**Goal of the exercise:**
Return all lines below containing the word "this".

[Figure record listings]
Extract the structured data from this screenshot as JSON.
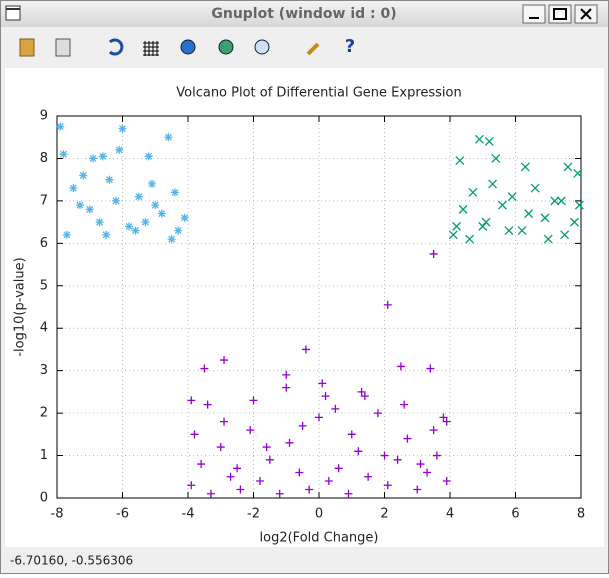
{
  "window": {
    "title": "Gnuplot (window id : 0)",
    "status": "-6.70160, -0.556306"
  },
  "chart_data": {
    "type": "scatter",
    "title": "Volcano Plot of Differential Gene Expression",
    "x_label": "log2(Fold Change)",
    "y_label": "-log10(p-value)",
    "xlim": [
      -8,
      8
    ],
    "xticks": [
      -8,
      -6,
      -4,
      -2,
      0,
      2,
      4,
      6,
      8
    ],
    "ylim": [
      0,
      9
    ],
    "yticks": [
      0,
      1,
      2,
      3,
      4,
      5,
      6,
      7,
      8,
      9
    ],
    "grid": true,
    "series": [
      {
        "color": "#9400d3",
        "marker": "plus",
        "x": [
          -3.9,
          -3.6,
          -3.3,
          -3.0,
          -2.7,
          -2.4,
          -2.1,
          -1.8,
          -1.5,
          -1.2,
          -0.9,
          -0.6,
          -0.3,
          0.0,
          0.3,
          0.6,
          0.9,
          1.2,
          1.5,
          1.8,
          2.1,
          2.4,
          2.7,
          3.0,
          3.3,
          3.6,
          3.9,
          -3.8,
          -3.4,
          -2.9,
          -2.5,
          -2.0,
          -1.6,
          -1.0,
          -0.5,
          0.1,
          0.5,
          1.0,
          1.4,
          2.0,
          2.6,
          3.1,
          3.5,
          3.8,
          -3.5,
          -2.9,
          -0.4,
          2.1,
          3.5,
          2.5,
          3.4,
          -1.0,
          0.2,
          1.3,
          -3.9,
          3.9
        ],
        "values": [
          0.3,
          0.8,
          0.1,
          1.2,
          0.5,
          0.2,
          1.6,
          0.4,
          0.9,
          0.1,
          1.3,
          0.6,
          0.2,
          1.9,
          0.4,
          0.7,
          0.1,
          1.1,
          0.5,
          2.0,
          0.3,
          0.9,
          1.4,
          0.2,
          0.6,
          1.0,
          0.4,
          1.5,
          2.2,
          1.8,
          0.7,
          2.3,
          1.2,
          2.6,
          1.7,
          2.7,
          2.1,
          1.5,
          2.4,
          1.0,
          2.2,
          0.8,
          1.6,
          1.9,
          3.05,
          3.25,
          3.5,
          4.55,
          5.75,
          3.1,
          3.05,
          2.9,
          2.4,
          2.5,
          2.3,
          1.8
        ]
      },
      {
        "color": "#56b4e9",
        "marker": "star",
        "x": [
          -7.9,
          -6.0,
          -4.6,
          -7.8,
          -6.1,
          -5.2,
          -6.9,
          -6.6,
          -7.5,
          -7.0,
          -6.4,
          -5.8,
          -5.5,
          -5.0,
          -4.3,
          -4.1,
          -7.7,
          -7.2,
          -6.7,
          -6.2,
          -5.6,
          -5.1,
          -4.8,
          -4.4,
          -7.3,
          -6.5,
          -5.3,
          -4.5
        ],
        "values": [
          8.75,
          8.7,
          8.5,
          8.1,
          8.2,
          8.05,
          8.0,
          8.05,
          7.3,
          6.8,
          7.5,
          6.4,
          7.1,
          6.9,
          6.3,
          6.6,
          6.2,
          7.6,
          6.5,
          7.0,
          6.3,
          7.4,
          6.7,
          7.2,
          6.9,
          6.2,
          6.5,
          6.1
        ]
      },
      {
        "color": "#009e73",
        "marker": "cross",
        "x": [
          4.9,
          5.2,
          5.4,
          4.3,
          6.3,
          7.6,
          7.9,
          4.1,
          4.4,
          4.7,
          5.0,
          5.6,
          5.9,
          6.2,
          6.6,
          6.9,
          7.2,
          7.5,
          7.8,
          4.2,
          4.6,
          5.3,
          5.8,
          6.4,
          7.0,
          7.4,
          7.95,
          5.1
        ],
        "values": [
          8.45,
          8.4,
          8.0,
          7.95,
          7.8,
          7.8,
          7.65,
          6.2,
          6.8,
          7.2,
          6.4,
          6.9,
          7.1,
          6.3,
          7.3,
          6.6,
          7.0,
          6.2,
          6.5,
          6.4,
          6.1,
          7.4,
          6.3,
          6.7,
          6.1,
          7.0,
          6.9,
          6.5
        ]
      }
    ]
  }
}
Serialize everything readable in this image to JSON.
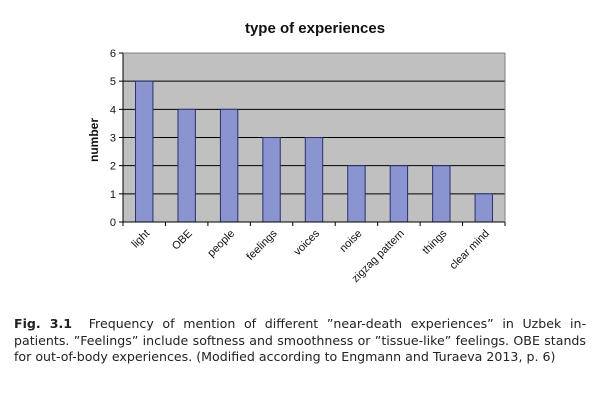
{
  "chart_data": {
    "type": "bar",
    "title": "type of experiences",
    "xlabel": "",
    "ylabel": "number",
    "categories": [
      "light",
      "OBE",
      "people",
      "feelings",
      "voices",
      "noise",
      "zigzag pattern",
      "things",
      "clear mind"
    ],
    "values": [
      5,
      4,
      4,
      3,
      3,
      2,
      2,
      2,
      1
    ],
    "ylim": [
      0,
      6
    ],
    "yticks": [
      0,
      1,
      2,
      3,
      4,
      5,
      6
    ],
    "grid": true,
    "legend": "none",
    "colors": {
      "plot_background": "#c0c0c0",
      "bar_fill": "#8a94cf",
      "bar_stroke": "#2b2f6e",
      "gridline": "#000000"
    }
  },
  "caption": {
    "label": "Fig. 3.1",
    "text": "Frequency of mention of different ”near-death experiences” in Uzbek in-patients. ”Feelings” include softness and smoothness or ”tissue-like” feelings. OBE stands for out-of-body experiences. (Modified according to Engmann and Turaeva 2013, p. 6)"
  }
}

**Result of the exercise:**
Extract the structured data from this screenshot as JSON.
Serialize everything readable in this image to JSON.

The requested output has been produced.